(Extracts from a graphics dataset)
....................

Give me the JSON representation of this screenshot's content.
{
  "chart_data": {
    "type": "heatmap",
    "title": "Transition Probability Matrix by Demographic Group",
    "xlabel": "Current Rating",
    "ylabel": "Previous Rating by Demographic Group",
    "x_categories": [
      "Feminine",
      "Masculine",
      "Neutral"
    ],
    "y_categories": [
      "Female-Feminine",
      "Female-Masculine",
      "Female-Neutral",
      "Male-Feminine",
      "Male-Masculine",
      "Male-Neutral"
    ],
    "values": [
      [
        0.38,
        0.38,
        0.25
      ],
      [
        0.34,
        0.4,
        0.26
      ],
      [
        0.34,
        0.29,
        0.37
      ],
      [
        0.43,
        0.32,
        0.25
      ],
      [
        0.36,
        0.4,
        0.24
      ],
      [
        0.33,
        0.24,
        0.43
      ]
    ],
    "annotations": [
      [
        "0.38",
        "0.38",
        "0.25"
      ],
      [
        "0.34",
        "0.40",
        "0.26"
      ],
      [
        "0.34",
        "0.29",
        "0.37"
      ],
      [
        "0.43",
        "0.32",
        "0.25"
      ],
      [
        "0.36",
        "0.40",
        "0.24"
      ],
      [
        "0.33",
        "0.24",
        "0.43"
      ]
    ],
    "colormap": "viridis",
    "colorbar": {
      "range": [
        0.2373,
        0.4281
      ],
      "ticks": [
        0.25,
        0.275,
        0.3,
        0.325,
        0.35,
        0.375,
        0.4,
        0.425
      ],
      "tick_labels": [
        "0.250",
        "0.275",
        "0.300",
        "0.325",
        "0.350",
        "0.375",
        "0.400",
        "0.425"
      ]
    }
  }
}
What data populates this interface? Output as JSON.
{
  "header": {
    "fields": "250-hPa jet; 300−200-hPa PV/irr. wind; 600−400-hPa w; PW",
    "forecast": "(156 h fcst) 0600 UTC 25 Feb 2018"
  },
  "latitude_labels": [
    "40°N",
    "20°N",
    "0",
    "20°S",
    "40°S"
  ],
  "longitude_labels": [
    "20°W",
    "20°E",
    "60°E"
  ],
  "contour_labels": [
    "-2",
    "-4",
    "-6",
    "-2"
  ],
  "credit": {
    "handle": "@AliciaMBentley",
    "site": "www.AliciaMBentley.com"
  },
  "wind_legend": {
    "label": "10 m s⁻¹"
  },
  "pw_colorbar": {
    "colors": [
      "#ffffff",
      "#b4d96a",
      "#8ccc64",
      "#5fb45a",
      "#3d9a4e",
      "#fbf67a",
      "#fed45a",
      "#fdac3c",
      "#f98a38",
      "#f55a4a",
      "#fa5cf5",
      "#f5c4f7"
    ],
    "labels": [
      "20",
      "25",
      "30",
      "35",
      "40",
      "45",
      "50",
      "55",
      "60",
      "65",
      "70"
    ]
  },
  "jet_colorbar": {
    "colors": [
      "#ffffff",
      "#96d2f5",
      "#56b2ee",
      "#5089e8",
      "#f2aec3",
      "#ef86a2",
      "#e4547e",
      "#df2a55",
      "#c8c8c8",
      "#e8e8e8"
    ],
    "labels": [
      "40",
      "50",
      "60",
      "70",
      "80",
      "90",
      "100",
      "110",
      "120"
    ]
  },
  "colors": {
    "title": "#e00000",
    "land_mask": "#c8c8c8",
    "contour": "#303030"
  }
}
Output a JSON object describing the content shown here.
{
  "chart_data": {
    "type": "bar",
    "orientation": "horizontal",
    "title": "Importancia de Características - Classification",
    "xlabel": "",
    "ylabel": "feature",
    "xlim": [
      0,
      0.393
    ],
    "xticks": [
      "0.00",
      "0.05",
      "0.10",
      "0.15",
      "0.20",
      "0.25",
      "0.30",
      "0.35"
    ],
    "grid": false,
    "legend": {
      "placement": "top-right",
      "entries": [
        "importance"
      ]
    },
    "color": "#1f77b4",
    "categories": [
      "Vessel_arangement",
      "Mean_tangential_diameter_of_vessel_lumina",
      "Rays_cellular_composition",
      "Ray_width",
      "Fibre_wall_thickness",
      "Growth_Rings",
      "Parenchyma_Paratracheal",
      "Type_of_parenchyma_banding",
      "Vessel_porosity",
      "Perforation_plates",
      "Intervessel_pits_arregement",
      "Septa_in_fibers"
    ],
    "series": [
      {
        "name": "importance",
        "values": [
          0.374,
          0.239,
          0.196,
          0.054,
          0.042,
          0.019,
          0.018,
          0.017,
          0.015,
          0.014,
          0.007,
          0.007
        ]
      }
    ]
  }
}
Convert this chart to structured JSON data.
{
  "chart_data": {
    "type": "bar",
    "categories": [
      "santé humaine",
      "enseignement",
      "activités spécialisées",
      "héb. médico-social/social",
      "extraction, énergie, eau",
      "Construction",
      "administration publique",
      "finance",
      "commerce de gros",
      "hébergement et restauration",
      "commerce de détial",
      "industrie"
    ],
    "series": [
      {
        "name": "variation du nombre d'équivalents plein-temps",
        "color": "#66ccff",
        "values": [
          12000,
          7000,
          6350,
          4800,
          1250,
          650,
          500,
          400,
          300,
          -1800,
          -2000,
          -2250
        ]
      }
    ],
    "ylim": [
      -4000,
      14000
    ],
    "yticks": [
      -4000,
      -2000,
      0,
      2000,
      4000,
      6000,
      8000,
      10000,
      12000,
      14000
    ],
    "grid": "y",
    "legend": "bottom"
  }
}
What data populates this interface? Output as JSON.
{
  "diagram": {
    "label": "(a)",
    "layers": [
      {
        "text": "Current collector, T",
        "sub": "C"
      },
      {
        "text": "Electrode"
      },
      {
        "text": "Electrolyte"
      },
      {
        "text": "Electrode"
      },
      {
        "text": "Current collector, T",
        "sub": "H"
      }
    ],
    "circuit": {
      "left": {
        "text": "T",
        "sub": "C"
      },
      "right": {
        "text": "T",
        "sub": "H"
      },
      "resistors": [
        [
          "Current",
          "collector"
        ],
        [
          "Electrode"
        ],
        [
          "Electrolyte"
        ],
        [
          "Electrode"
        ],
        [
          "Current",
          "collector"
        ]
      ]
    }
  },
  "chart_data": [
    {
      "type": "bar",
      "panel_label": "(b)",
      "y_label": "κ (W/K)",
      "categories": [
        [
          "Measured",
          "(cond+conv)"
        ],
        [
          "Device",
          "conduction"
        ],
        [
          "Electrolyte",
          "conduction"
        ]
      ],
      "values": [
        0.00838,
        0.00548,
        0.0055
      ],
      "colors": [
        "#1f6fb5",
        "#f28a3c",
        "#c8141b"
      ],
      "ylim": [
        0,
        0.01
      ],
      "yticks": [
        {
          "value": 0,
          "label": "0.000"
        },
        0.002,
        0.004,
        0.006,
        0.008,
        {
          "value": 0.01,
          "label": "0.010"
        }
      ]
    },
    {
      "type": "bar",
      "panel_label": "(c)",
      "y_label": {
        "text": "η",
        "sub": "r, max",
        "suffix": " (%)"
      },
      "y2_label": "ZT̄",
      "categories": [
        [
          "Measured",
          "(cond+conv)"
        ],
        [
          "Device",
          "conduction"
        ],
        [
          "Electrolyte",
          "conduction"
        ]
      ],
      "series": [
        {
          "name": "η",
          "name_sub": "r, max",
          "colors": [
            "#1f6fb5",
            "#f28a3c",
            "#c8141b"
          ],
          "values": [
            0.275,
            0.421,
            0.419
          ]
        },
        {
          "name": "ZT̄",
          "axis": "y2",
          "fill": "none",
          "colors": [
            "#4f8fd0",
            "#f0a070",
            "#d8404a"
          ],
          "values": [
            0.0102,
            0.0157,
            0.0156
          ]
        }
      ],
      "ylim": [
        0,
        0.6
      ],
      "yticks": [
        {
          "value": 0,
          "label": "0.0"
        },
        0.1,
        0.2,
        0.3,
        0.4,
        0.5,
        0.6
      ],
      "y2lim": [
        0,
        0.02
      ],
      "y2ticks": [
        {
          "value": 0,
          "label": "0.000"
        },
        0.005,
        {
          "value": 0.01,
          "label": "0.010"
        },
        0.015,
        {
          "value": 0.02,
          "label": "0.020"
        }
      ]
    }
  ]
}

....................

* **What you are asked to do**
Collect every line with the string "Feminine" from the records, and copy each.

* **Reply**
      "Feminine",
      "Female-Feminine",
      "Male-Feminine",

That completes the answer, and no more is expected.